**Task:**
Return the listing below word for word.

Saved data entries
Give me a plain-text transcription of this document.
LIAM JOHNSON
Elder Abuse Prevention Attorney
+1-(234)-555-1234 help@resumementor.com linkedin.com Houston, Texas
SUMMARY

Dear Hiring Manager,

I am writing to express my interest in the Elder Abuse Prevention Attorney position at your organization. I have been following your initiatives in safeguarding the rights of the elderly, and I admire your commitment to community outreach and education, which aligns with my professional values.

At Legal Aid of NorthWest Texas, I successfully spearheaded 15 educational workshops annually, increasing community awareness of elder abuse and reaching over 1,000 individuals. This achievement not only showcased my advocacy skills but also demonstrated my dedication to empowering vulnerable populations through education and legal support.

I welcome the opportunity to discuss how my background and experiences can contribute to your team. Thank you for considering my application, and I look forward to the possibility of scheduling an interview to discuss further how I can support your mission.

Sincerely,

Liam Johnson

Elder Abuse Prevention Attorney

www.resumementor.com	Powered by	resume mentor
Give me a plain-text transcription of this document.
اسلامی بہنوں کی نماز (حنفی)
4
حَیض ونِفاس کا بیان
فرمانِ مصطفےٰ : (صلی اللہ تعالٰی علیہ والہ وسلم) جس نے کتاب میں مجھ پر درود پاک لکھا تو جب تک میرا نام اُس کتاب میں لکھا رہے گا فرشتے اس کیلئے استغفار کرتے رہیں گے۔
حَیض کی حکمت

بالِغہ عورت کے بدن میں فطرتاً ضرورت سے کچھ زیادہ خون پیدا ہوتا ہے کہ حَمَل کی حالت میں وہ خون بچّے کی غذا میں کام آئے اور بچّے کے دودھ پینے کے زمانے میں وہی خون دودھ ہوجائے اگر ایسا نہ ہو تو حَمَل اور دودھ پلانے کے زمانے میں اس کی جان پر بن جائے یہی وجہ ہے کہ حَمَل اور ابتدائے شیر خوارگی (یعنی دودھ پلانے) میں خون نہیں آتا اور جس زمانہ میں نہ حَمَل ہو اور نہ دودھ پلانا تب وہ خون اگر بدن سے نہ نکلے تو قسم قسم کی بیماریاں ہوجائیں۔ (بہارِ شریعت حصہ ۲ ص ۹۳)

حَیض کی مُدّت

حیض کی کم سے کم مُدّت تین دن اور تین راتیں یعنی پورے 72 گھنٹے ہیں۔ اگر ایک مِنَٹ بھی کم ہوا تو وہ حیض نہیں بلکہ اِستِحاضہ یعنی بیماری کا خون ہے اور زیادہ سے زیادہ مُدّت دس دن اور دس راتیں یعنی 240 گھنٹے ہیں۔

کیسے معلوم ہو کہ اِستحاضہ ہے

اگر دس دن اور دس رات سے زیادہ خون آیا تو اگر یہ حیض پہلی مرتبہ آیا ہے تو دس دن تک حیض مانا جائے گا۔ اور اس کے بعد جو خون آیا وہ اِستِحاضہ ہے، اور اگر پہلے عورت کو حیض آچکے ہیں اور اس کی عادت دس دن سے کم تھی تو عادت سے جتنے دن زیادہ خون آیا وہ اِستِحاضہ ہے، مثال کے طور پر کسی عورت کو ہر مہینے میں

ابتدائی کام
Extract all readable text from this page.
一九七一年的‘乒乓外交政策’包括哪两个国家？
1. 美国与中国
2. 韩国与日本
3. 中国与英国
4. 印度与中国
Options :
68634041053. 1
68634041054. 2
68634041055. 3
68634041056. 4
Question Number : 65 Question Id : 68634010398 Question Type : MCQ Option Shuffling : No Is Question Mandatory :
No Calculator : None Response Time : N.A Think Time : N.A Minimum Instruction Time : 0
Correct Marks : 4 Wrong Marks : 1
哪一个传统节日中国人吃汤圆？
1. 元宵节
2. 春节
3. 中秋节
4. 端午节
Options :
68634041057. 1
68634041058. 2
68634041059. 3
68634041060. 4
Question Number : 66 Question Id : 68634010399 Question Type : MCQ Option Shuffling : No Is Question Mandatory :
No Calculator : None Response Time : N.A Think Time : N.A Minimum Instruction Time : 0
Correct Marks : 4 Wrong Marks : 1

**The completed task:**
Give me a plain-text transcription of this document.
LIAM JOHNSON
Elder Abuse Prevention Attorney
+1-(234)-555-1234 help@resumementor.com linkedin.com Houston, Texas
SUMMARY

Dear Hiring Manager,

I am writing to express my interest in the Elder Abuse Prevention Attorney position at your organization. I have been following your initiatives in safeguarding the rights of the elderly, and I admire your commitment to community outreach and education, which aligns with my professional values.

At Legal Aid of NorthWest Texas, I successfully spearheaded 15 educational workshops annually, increasing community awareness of elder abuse and reaching over 1,000 individuals. This achievement not only showcased my advocacy skills but also demonstrated my dedication to empowering vulnerable populations through education and legal support.

I welcome the opportunity to discuss how my background and experiences can contribute to your team. Thank you for considering my application, and I look forward to the possibility of scheduling an interview to discuss further how I can support your mission.

Sincerely,

Liam Johnson

Elder Abuse Prevention Attorney

www.resumementor.com	Powered by	resume mentor
Give me a plain-text transcription of this document.
اسلامی بہنوں کی نماز (حنفی)
4
حَیض ونِفاس کا بیان
فرمانِ مصطفےٰ : (صلی اللہ تعالٰی علیہ والہ وسلم) جس نے کتاب میں مجھ پر درود پاک لکھا تو جب تک میرا نام اُس کتاب میں لکھا رہے گا فرشتے اس کیلئے استغفار کرتے رہیں گے۔
حَیض کی حکمت

بالِغہ عورت کے بدن میں فطرتاً ضرورت سے کچھ زیادہ خون پیدا ہوتا ہے کہ حَمَل کی حالت میں وہ خون بچّے کی غذا میں کام آئے اور بچّے کے دودھ پینے کے زمانے میں وہی خون دودھ ہوجائے اگر ایسا نہ ہو تو حَمَل اور دودھ پلانے کے زمانے میں اس کی جان پر بن جائے یہی وجہ ہے کہ حَمَل اور ابتدائے شیر خوارگی (یعنی دودھ پلانے) میں خون نہیں آتا اور جس زمانہ میں نہ حَمَل ہو اور نہ دودھ پلانا تب وہ خون اگر بدن سے نہ نکلے تو قسم قسم کی بیماریاں ہوجائیں۔ (بہارِ شریعت حصہ ۲ ص ۹۳)

حَیض کی مُدّت

حیض کی کم سے کم مُدّت تین دن اور تین راتیں یعنی پورے 72 گھنٹے ہیں۔ اگر ایک مِنَٹ بھی کم ہوا تو وہ حیض نہیں بلکہ اِستِحاضہ یعنی بیماری کا خون ہے اور زیادہ سے زیادہ مُدّت دس دن اور دس راتیں یعنی 240 گھنٹے ہیں۔

کیسے معلوم ہو کہ اِستحاضہ ہے

اگر دس دن اور دس رات سے زیادہ خون آیا تو اگر یہ حیض پہلی مرتبہ آیا ہے تو دس دن تک حیض مانا جائے گا۔ اور اس کے بعد جو خون آیا وہ اِستِحاضہ ہے، اور اگر پہلے عورت کو حیض آچکے ہیں اور اس کی عادت دس دن سے کم تھی تو عادت سے جتنے دن زیادہ خون آیا وہ اِستِحاضہ ہے، مثال کے طور پر کسی عورت کو ہر مہینے میں

ابتدائی کام
Extract all readable text from this page.
一九七一年的‘乒乓外交政策’包括哪两个国家？
1. 美国与中国
2. 韩国与日本
3. 中国与英国
4. 印度与中国
Options :
68634041053. 1
68634041054. 2
68634041055. 3
68634041056. 4
Question Number : 65 Question Id : 68634010398 Question Type : MCQ Option Shuffling : No Is Question Mandatory :
No Calculator : None Response Time : N.A Think Time : N.A Minimum Instruction Time : 0
Correct Marks : 4 Wrong Marks : 1
哪一个传统节日中国人吃汤圆？
1. 元宵节
2. 春节
3. 中秋节
4. 端午节
Options :
68634041057. 1
68634041058. 2
68634041059. 3
68634041060. 4
Question Number : 66 Question Id : 68634010399 Question Type : MCQ Option Shuffling : No Is Question Mandatory :
No Calculator : None Response Time : N.A Think Time : N.A Minimum Instruction Time : 0
Correct Marks : 4 Wrong Marks : 1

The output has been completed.